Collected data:
▼▼▼
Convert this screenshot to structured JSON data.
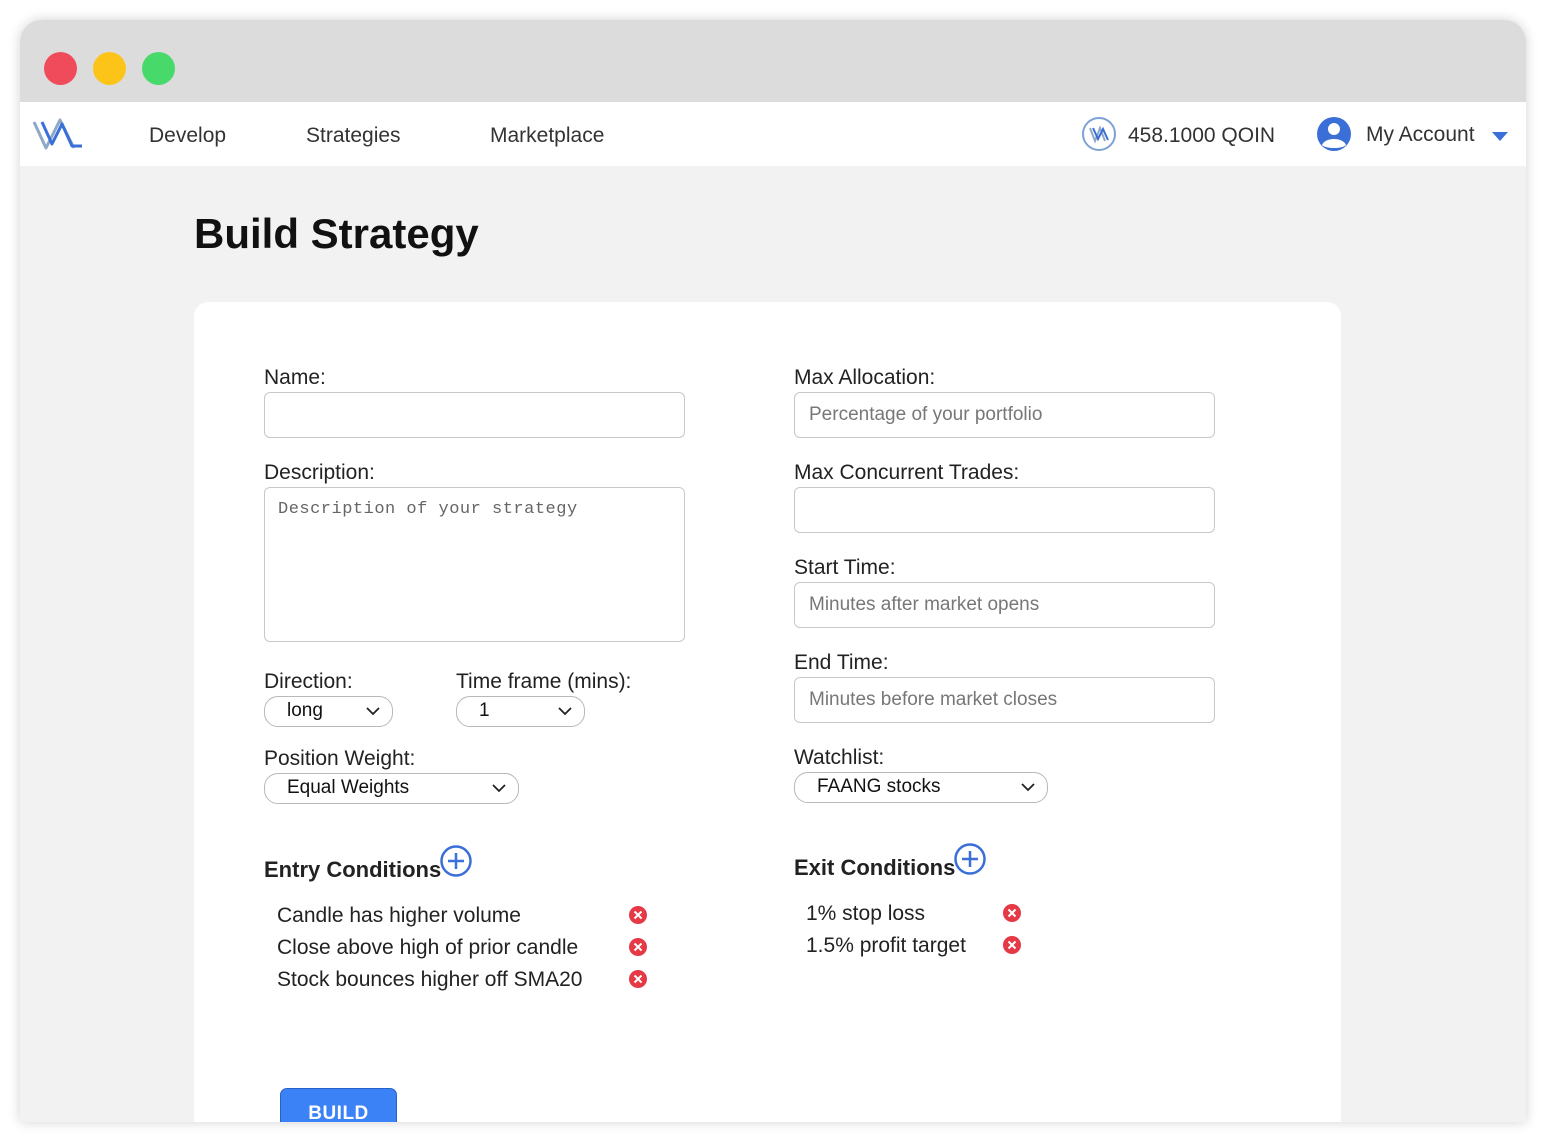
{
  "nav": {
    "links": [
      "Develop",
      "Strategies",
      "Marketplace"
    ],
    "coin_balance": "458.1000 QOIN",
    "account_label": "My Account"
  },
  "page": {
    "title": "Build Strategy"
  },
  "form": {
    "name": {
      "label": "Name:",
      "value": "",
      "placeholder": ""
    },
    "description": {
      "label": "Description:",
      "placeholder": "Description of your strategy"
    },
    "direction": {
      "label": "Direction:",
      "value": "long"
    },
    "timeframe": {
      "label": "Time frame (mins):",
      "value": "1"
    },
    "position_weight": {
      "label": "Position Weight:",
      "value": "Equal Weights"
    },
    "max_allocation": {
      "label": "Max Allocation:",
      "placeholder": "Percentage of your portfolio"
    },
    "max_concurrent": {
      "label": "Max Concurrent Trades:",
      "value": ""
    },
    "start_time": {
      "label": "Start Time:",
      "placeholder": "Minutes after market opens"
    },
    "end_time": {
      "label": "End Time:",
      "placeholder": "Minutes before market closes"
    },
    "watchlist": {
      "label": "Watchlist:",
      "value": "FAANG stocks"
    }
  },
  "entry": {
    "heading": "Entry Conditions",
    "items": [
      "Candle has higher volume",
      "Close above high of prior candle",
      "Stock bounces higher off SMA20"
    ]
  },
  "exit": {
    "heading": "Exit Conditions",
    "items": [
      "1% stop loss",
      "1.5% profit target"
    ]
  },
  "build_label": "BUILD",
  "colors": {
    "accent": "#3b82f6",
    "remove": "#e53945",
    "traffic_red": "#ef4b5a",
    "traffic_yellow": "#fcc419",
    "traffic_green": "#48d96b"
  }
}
▲▲▲
§ Exercise requirements
Transcribe the material as is, with images omitted.

§ Completed exercise
Convert this screenshot to structured JSON data.
{
  "nav": {
    "links": [
      "Develop",
      "Strategies",
      "Marketplace"
    ],
    "coin_balance": "458.1000 QOIN",
    "account_label": "My Account"
  },
  "page": {
    "title": "Build Strategy"
  },
  "form": {
    "name": {
      "label": "Name:",
      "value": "",
      "placeholder": ""
    },
    "description": {
      "label": "Description:",
      "placeholder": "Description of your strategy"
    },
    "direction": {
      "label": "Direction:",
      "value": "long"
    },
    "timeframe": {
      "label": "Time frame (mins):",
      "value": "1"
    },
    "position_weight": {
      "label": "Position Weight:",
      "value": "Equal Weights"
    },
    "max_allocation": {
      "label": "Max Allocation:",
      "placeholder": "Percentage of your portfolio"
    },
    "max_concurrent": {
      "label": "Max Concurrent Trades:",
      "value": ""
    },
    "start_time": {
      "label": "Start Time:",
      "placeholder": "Minutes after market opens"
    },
    "end_time": {
      "label": "End Time:",
      "placeholder": "Minutes before market closes"
    },
    "watchlist": {
      "label": "Watchlist:",
      "value": "FAANG stocks"
    }
  },
  "entry": {
    "heading": "Entry Conditions",
    "items": [
      "Candle has higher volume",
      "Close above high of prior candle",
      "Stock bounces higher off SMA20"
    ]
  },
  "exit": {
    "heading": "Exit Conditions",
    "items": [
      "1% stop loss",
      "1.5% profit target"
    ]
  },
  "build_label": "BUILD",
  "colors": {
    "accent": "#3b82f6",
    "remove": "#e53945",
    "traffic_red": "#ef4b5a",
    "traffic_yellow": "#fcc419",
    "traffic_green": "#48d96b"
  }
}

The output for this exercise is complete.